─── Records shown ───

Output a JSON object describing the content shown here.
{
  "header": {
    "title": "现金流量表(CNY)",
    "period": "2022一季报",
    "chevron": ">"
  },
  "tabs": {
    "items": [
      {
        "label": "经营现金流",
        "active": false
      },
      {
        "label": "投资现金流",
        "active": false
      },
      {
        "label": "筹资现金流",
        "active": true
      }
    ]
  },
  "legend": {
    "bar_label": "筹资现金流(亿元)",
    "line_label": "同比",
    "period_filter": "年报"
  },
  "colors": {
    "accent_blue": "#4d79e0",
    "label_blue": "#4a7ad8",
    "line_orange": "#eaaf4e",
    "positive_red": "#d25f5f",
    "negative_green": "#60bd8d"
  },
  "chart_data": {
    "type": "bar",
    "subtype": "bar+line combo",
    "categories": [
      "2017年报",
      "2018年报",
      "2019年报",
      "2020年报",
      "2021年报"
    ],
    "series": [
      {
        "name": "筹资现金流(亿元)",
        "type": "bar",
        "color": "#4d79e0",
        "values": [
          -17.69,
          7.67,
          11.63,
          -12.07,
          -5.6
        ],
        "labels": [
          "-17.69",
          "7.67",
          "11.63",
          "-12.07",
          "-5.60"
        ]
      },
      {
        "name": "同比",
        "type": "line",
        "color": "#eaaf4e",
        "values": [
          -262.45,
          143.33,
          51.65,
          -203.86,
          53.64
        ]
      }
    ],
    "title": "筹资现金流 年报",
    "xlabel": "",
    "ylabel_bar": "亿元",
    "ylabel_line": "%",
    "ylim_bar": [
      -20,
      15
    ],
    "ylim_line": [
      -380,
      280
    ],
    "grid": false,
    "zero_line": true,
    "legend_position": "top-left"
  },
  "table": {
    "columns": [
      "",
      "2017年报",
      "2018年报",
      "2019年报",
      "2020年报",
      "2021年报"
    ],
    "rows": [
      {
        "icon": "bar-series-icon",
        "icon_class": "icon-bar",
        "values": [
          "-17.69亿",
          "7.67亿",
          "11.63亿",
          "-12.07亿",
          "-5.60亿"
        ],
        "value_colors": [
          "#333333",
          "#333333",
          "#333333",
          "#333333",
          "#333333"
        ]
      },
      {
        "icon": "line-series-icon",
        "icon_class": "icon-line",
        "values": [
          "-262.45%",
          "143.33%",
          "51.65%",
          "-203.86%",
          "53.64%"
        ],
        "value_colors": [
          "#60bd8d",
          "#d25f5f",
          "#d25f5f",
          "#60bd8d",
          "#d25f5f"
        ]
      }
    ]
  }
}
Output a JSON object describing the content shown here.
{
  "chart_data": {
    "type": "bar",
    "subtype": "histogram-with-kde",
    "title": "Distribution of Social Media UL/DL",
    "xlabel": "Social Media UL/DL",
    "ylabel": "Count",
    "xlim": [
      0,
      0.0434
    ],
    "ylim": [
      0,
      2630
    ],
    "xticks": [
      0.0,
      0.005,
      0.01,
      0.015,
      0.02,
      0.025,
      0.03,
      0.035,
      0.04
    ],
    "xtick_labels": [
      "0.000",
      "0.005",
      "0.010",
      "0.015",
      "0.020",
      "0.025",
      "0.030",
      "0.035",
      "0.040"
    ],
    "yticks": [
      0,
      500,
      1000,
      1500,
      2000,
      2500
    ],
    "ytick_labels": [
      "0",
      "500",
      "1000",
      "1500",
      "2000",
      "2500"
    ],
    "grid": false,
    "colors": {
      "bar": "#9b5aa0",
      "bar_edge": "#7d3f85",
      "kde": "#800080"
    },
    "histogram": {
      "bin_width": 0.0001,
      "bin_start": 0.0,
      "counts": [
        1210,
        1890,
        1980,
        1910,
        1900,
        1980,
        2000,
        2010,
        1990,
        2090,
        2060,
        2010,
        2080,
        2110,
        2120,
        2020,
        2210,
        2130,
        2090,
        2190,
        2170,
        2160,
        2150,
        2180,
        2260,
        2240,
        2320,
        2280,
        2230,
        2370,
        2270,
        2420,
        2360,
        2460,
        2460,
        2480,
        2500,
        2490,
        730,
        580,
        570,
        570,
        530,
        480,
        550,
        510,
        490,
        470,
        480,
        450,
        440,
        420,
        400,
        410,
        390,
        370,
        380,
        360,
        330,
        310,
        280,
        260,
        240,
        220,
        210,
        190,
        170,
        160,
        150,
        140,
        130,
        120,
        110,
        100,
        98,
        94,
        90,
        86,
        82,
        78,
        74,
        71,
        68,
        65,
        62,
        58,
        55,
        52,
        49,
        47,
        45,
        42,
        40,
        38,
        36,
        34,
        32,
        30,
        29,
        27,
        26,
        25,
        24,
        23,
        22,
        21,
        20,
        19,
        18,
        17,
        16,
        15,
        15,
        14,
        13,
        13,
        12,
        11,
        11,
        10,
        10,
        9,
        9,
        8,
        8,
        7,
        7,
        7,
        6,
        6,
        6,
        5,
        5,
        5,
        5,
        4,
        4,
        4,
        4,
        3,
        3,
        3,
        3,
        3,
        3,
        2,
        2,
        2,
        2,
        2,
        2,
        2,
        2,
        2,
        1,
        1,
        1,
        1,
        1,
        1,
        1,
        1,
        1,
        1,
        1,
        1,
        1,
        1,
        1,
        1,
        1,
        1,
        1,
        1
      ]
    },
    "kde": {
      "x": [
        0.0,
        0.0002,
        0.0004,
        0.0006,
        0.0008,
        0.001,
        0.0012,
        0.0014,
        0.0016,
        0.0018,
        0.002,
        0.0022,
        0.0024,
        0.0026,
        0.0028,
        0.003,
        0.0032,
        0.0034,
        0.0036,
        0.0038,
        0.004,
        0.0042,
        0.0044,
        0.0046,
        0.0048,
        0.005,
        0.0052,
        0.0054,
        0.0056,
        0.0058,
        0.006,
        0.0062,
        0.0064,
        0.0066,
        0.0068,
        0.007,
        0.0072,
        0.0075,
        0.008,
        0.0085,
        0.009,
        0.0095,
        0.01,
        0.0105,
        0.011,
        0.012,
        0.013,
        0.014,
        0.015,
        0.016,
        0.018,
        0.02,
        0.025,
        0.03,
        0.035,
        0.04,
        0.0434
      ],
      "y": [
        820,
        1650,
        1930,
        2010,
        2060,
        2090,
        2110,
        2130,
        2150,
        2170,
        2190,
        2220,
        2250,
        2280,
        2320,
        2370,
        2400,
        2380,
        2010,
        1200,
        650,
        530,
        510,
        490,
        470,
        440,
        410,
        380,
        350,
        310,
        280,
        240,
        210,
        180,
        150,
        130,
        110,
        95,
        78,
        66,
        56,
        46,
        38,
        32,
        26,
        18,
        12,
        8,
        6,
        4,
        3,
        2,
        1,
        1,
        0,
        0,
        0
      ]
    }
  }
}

───

→ Problem to work on:
Copy the entries above exactly, leaving none out.

→ Output for this task:
Output a JSON object describing the content shown here.
{
  "header": {
    "title": "现金流量表(CNY)",
    "period": "2022一季报",
    "chevron": ">"
  },
  "tabs": {
    "items": [
      {
        "label": "经营现金流",
        "active": false
      },
      {
        "label": "投资现金流",
        "active": false
      },
      {
        "label": "筹资现金流",
        "active": true
      }
    ]
  },
  "legend": {
    "bar_label": "筹资现金流(亿元)",
    "line_label": "同比",
    "period_filter": "年报"
  },
  "colors": {
    "accent_blue": "#4d79e0",
    "label_blue": "#4a7ad8",
    "line_orange": "#eaaf4e",
    "positive_red": "#d25f5f",
    "negative_green": "#60bd8d"
  },
  "chart_data": {
    "type": "bar",
    "subtype": "bar+line combo",
    "categories": [
      "2017年报",
      "2018年报",
      "2019年报",
      "2020年报",
      "2021年报"
    ],
    "series": [
      {
        "name": "筹资现金流(亿元)",
        "type": "bar",
        "color": "#4d79e0",
        "values": [
          -17.69,
          7.67,
          11.63,
          -12.07,
          -5.6
        ],
        "labels": [
          "-17.69",
          "7.67",
          "11.63",
          "-12.07",
          "-5.60"
        ]
      },
      {
        "name": "同比",
        "type": "line",
        "color": "#eaaf4e",
        "values": [
          -262.45,
          143.33,
          51.65,
          -203.86,
          53.64
        ]
      }
    ],
    "title": "筹资现金流 年报",
    "xlabel": "",
    "ylabel_bar": "亿元",
    "ylabel_line": "%",
    "ylim_bar": [
      -20,
      15
    ],
    "ylim_line": [
      -380,
      280
    ],
    "grid": false,
    "zero_line": true,
    "legend_position": "top-left"
  },
  "table": {
    "columns": [
      "",
      "2017年报",
      "2018年报",
      "2019年报",
      "2020年报",
      "2021年报"
    ],
    "rows": [
      {
        "icon": "bar-series-icon",
        "icon_class": "icon-bar",
        "values": [
          "-17.69亿",
          "7.67亿",
          "11.63亿",
          "-12.07亿",
          "-5.60亿"
        ],
        "value_colors": [
          "#333333",
          "#333333",
          "#333333",
          "#333333",
          "#333333"
        ]
      },
      {
        "icon": "line-series-icon",
        "icon_class": "icon-line",
        "values": [
          "-262.45%",
          "143.33%",
          "51.65%",
          "-203.86%",
          "53.64%"
        ],
        "value_colors": [
          "#60bd8d",
          "#d25f5f",
          "#d25f5f",
          "#60bd8d",
          "#d25f5f"
        ]
      }
    ]
  }
}
Output a JSON object describing the content shown here.
{
  "chart_data": {
    "type": "bar",
    "subtype": "histogram-with-kde",
    "title": "Distribution of Social Media UL/DL",
    "xlabel": "Social Media UL/DL",
    "ylabel": "Count",
    "xlim": [
      0,
      0.0434
    ],
    "ylim": [
      0,
      2630
    ],
    "xticks": [
      0.0,
      0.005,
      0.01,
      0.015,
      0.02,
      0.025,
      0.03,
      0.035,
      0.04
    ],
    "xtick_labels": [
      "0.000",
      "0.005",
      "0.010",
      "0.015",
      "0.020",
      "0.025",
      "0.030",
      "0.035",
      "0.040"
    ],
    "yticks": [
      0,
      500,
      1000,
      1500,
      2000,
      2500
    ],
    "ytick_labels": [
      "0",
      "500",
      "1000",
      "1500",
      "2000",
      "2500"
    ],
    "grid": false,
    "colors": {
      "bar": "#9b5aa0",
      "bar_edge": "#7d3f85",
      "kde": "#800080"
    },
    "histogram": {
      "bin_width": 0.0001,
      "bin_start": 0.0,
      "counts": [
        1210,
        1890,
        1980,
        1910,
        1900,
        1980,
        2000,
        2010,
        1990,
        2090,
        2060,
        2010,
        2080,
        2110,
        2120,
        2020,
        2210,
        2130,
        2090,
        2190,
        2170,
        2160,
        2150,
        2180,
        2260,
        2240,
        2320,
        2280,
        2230,
        2370,
        2270,
        2420,
        2360,
        2460,
        2460,
        2480,
        2500,
        2490,
        730,
        580,
        570,
        570,
        530,
        480,
        550,
        510,
        490,
        470,
        480,
        450,
        440,
        420,
        400,
        410,
        390,
        370,
        380,
        360,
        330,
        310,
        280,
        260,
        240,
        220,
        210,
        190,
        170,
        160,
        150,
        140,
        130,
        120,
        110,
        100,
        98,
        94,
        90,
        86,
        82,
        78,
        74,
        71,
        68,
        65,
        62,
        58,
        55,
        52,
        49,
        47,
        45,
        42,
        40,
        38,
        36,
        34,
        32,
        30,
        29,
        27,
        26,
        25,
        24,
        23,
        22,
        21,
        20,
        19,
        18,
        17,
        16,
        15,
        15,
        14,
        13,
        13,
        12,
        11,
        11,
        10,
        10,
        9,
        9,
        8,
        8,
        7,
        7,
        7,
        6,
        6,
        6,
        5,
        5,
        5,
        5,
        4,
        4,
        4,
        4,
        3,
        3,
        3,
        3,
        3,
        3,
        2,
        2,
        2,
        2,
        2,
        2,
        2,
        2,
        2,
        1,
        1,
        1,
        1,
        1,
        1,
        1,
        1,
        1,
        1,
        1,
        1,
        1,
        1,
        1,
        1,
        1,
        1,
        1,
        1
      ]
    },
    "kde": {
      "x": [
        0.0,
        0.0002,
        0.0004,
        0.0006,
        0.0008,
        0.001,
        0.0012,
        0.0014,
        0.0016,
        0.0018,
        0.002,
        0.0022,
        0.0024,
        0.0026,
        0.0028,
        0.003,
        0.0032,
        0.0034,
        0.0036,
        0.0038,
        0.004,
        0.0042,
        0.0044,
        0.0046,
        0.0048,
        0.005,
        0.0052,
        0.0054,
        0.0056,
        0.0058,
        0.006,
        0.0062,
        0.0064,
        0.0066,
        0.0068,
        0.007,
        0.0072,
        0.0075,
        0.008,
        0.0085,
        0.009,
        0.0095,
        0.01,
        0.0105,
        0.011,
        0.012,
        0.013,
        0.014,
        0.015,
        0.016,
        0.018,
        0.02,
        0.025,
        0.03,
        0.035,
        0.04,
        0.0434
      ],
      "y": [
        820,
        1650,
        1930,
        2010,
        2060,
        2090,
        2110,
        2130,
        2150,
        2170,
        2190,
        2220,
        2250,
        2280,
        2320,
        2370,
        2400,
        2380,
        2010,
        1200,
        650,
        530,
        510,
        490,
        470,
        440,
        410,
        380,
        350,
        310,
        280,
        240,
        210,
        180,
        150,
        130,
        110,
        95,
        78,
        66,
        56,
        46,
        38,
        32,
        26,
        18,
        12,
        8,
        6,
        4,
        3,
        2,
        1,
        1,
        0,
        0,
        0
      ]
    }
  }
}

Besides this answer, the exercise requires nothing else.